**AIM:** Wherever "было" appears in a line, copy that line.

[BEGIN]

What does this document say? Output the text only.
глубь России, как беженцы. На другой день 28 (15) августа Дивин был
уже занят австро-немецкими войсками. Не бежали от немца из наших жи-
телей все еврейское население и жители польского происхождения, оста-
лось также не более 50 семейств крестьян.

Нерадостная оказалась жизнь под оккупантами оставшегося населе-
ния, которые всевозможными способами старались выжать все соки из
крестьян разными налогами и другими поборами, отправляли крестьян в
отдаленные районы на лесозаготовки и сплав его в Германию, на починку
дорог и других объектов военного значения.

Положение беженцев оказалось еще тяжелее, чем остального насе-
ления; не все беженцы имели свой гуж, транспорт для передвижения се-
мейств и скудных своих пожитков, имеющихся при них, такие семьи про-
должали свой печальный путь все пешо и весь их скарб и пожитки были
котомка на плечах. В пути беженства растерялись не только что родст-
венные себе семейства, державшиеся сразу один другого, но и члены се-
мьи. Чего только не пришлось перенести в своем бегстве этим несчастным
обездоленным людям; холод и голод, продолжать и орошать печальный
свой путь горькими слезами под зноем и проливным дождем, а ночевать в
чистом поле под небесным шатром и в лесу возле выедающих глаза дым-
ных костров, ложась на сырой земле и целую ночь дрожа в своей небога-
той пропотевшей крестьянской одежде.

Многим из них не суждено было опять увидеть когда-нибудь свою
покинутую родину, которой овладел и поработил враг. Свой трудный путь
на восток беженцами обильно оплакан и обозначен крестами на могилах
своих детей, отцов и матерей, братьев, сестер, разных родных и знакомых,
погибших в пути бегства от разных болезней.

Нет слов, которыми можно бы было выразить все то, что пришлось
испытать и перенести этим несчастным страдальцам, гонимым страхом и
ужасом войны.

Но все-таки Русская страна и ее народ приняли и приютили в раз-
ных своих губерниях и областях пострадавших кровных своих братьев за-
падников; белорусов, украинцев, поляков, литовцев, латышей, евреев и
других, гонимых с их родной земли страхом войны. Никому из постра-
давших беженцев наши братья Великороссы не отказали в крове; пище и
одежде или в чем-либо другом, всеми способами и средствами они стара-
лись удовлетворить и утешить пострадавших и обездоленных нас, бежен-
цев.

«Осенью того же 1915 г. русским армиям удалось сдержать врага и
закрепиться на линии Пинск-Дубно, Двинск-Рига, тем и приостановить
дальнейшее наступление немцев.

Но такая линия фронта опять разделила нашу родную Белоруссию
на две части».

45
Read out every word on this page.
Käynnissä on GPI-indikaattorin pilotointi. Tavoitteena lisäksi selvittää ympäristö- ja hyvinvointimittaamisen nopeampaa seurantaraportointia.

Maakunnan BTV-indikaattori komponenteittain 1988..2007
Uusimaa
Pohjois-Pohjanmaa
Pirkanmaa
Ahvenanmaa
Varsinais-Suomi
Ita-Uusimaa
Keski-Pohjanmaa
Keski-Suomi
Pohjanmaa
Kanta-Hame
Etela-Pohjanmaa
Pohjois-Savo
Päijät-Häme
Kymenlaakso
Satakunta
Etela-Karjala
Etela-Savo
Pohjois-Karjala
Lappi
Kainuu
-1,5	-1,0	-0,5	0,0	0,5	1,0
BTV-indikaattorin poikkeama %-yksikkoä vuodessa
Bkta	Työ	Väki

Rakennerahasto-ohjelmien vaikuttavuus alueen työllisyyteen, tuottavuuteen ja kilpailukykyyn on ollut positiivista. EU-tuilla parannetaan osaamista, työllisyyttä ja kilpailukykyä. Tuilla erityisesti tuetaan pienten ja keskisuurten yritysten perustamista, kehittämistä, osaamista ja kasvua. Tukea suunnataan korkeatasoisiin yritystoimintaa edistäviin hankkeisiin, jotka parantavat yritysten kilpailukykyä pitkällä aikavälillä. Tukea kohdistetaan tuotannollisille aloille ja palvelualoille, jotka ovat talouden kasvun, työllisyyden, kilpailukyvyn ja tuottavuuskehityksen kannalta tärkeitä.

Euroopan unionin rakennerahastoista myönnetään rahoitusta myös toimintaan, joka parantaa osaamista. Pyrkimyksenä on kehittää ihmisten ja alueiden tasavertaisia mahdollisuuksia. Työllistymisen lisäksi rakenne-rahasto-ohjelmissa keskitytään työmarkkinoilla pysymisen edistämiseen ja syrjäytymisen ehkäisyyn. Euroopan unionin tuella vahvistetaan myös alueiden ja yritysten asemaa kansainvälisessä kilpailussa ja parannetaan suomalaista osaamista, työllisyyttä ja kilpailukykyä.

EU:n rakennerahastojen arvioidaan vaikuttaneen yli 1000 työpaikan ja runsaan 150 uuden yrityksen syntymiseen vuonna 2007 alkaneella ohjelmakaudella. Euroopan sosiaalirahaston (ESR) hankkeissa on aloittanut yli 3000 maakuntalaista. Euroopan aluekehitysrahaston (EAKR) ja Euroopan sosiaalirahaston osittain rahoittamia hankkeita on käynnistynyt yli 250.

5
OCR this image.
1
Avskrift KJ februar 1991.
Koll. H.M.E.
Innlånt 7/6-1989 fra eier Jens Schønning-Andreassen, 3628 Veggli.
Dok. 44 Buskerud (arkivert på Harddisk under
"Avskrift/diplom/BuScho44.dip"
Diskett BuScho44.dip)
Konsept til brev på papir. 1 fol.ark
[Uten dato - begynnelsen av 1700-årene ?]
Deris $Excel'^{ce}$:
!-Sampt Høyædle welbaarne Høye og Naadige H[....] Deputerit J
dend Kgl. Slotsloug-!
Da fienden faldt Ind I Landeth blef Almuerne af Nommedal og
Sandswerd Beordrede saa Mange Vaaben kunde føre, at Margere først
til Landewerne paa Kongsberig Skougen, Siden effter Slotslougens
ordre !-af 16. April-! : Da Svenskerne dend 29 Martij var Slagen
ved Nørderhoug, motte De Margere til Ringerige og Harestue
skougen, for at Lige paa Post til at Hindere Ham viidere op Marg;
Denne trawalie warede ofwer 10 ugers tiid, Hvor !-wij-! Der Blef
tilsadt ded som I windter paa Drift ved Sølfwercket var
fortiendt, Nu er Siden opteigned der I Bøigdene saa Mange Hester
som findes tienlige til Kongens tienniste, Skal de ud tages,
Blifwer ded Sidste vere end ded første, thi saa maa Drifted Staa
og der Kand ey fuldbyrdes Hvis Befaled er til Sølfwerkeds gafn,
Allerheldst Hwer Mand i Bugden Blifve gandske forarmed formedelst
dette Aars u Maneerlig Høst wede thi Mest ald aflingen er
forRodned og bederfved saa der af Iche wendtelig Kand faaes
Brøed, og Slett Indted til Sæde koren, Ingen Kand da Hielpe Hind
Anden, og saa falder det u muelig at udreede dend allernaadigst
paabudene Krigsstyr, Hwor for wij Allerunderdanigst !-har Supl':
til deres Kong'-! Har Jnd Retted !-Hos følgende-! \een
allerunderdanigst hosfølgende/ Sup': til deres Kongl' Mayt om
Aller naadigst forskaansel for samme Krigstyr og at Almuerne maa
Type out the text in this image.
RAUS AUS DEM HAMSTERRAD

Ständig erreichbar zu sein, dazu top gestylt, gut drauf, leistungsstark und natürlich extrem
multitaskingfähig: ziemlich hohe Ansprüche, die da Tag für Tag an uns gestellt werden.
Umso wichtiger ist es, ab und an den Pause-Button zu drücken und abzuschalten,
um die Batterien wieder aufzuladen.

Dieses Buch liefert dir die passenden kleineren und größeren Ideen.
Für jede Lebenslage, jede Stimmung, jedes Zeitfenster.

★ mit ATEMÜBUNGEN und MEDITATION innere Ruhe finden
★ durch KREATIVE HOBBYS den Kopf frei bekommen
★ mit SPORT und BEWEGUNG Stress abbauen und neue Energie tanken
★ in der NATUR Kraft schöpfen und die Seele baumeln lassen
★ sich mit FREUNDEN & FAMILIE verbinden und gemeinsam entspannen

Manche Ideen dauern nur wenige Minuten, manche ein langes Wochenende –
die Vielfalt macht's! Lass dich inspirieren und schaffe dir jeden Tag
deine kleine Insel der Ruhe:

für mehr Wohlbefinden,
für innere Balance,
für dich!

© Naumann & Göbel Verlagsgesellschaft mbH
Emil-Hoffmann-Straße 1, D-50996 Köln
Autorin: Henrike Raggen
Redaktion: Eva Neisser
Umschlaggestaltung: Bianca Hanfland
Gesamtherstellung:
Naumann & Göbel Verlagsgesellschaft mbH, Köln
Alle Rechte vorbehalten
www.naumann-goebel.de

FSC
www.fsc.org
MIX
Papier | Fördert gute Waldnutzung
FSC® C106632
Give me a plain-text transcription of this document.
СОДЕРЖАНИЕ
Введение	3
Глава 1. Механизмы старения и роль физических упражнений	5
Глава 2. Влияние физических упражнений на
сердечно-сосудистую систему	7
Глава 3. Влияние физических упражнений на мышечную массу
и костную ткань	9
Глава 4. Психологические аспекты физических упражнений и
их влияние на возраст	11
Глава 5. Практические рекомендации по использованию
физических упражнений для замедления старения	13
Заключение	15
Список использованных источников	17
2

[END]

**REPLY:**
Многим из них не суждено было опять увидеть когда-нибудь свою
Нет слов, которыми можно бы было выразить все то, что пришлось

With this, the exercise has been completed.